→ **The exercise**:
Quote the whole listing verbatim.

→ **Dataset entries**:

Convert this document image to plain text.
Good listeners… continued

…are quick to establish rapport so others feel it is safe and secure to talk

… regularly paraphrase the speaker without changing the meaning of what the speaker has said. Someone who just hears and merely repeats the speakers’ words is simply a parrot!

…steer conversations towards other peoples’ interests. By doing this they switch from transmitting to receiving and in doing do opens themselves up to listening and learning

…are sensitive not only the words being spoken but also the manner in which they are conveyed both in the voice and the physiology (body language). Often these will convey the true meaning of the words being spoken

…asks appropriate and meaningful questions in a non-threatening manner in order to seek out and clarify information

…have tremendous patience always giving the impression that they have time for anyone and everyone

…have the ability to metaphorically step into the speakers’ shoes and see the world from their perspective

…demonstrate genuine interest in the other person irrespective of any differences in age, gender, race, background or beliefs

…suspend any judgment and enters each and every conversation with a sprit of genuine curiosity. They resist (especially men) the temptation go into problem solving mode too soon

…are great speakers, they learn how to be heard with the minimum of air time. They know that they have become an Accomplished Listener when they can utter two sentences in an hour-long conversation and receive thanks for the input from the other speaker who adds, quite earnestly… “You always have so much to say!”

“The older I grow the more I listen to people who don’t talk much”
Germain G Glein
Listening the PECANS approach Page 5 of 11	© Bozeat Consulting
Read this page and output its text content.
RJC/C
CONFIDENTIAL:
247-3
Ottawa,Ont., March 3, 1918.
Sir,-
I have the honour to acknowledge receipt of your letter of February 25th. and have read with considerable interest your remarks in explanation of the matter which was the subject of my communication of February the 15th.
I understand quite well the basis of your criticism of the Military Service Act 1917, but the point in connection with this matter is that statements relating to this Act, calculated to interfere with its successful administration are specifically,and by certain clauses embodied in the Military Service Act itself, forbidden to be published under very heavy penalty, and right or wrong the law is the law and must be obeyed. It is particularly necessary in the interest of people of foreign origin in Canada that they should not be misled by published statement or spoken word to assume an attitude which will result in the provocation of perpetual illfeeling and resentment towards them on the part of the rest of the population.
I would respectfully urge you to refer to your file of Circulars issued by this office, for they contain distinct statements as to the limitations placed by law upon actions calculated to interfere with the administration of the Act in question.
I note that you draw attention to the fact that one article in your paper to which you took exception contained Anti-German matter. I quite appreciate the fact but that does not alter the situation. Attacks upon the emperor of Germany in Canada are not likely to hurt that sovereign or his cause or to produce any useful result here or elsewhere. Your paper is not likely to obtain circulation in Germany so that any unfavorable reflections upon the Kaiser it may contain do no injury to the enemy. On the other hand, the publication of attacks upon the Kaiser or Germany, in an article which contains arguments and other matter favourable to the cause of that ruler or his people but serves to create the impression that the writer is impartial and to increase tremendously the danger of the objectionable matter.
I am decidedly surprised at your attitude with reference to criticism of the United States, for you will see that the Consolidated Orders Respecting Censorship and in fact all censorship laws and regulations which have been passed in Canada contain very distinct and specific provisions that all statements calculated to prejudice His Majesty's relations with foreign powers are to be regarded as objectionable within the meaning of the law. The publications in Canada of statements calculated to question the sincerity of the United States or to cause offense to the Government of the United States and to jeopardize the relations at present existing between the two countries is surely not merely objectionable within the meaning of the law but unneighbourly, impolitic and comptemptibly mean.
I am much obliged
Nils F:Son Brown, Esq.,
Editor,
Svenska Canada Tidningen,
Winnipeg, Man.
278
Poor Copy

→ **Written response**:
Convert this document image to plain text.
Good listeners… continued

…are quick to establish rapport so others feel it is safe and secure to talk

… regularly paraphrase the speaker without changing the meaning of what the speaker has said. Someone who just hears and merely repeats the speakers’ words is simply a parrot!

…steer conversations towards other peoples’ interests. By doing this they switch from transmitting to receiving and in doing do opens themselves up to listening and learning

…are sensitive not only the words being spoken but also the manner in which they are conveyed both in the voice and the physiology (body language). Often these will convey the true meaning of the words being spoken

…asks appropriate and meaningful questions in a non-threatening manner in order to seek out and clarify information

…have tremendous patience always giving the impression that they have time for anyone and everyone

…have the ability to metaphorically step into the speakers’ shoes and see the world from their perspective

…demonstrate genuine interest in the other person irrespective of any differences in age, gender, race, background or beliefs

…suspend any judgment and enters each and every conversation with a sprit of genuine curiosity. They resist (especially men) the temptation go into problem solving mode too soon

…are great speakers, they learn how to be heard with the minimum of air time. They know that they have become an Accomplished Listener when they can utter two sentences in an hour-long conversation and receive thanks for the input from the other speaker who adds, quite earnestly… “You always have so much to say!”

“The older I grow the more I listen to people who don’t talk much”
Germain G Glein
Listening the PECANS approach Page 5 of 11	© Bozeat Consulting
Read this page and output its text content.
RJC/C
CONFIDENTIAL:
247-3
Ottawa,Ont., March 3, 1918.
Sir,-
I have the honour to acknowledge receipt of your letter of February 25th. and have read with considerable interest your remarks in explanation of the matter which was the subject of my communication of February the 15th.
I understand quite well the basis of your criticism of the Military Service Act 1917, but the point in connection with this matter is that statements relating to this Act, calculated to interfere with its successful administration are specifically,and by certain clauses embodied in the Military Service Act itself, forbidden to be published under very heavy penalty, and right or wrong the law is the law and must be obeyed. It is particularly necessary in the interest of people of foreign origin in Canada that they should not be misled by published statement or spoken word to assume an attitude which will result in the provocation of perpetual illfeeling and resentment towards them on the part of the rest of the population.
I would respectfully urge you to refer to your file of Circulars issued by this office, for they contain distinct statements as to the limitations placed by law upon actions calculated to interfere with the administration of the Act in question.
I note that you draw attention to the fact that one article in your paper to which you took exception contained Anti-German matter. I quite appreciate the fact but that does not alter the situation. Attacks upon the emperor of Germany in Canada are not likely to hurt that sovereign or his cause or to produce any useful result here or elsewhere. Your paper is not likely to obtain circulation in Germany so that any unfavorable reflections upon the Kaiser it may contain do no injury to the enemy. On the other hand, the publication of attacks upon the Kaiser or Germany, in an article which contains arguments and other matter favourable to the cause of that ruler or his people but serves to create the impression that the writer is impartial and to increase tremendously the danger of the objectionable matter.
I am decidedly surprised at your attitude with reference to criticism of the United States, for you will see that the Consolidated Orders Respecting Censorship and in fact all censorship laws and regulations which have been passed in Canada contain very distinct and specific provisions that all statements calculated to prejudice His Majesty's relations with foreign powers are to be regarded as objectionable within the meaning of the law. The publications in Canada of statements calculated to question the sincerity of the United States or to cause offense to the Government of the United States and to jeopardize the relations at present existing between the two countries is surely not merely objectionable within the meaning of the law but unneighbourly, impolitic and comptemptibly mean.
I am much obliged
Nils F:Son Brown, Esq.,
Editor,
Svenska Canada Tidningen,
Winnipeg, Man.
278
Poor Copy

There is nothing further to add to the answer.